Task prompt
Below are the records; collect from them each line containing the string "completed".

Entries
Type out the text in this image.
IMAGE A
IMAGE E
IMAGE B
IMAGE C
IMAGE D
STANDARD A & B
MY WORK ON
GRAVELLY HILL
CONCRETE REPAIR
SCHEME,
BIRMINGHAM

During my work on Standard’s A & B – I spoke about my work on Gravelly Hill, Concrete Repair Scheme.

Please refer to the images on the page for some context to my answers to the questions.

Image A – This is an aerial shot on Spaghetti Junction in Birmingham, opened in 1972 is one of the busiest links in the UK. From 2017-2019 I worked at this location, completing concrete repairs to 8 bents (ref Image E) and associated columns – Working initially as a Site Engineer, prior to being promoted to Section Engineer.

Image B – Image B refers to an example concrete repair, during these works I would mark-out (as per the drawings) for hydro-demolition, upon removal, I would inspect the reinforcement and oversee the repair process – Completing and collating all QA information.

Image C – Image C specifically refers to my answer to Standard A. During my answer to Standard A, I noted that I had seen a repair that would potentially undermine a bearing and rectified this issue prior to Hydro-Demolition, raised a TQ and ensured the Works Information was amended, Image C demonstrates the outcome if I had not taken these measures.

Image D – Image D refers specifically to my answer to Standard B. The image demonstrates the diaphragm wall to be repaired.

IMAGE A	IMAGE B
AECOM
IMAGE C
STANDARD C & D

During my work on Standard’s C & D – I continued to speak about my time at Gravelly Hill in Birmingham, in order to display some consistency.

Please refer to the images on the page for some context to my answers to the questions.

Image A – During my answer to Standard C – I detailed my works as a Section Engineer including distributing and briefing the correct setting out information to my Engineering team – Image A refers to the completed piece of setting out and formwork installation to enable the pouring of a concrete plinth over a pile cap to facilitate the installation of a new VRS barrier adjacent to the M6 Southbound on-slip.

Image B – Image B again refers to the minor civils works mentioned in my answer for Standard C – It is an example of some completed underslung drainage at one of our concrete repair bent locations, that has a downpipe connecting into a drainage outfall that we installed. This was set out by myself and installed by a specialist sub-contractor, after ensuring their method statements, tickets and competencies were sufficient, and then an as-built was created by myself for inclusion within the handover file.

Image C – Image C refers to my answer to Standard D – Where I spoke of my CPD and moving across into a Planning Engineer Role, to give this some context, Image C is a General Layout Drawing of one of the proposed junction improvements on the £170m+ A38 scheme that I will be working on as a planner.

Result of the exercise
Image A – During my answer to Standard C – I detailed my works as a Section Engineer including distributing and briefing the correct setting out information to my Engineering team – Image A refers to the completed piece of setting out and formwork installation to enable the pouring of a concrete plinth over a pile cap to facilitate the installation of a new VRS barrier adjacent to the M6 Southbound on-slip.
Image B – Image B again refers to the minor civils works mentioned in my answer for Standard C – It is an example of some completed underslung drainage at one of our concrete repair bent locations, that has a downpipe connecting into a drainage outfall that we installed. This was set out by myself and installed by a specialist sub-contractor, after ensuring their method statements, tickets and competencies were sufficient, and then an as-built was created by myself for inclusion within the handover file.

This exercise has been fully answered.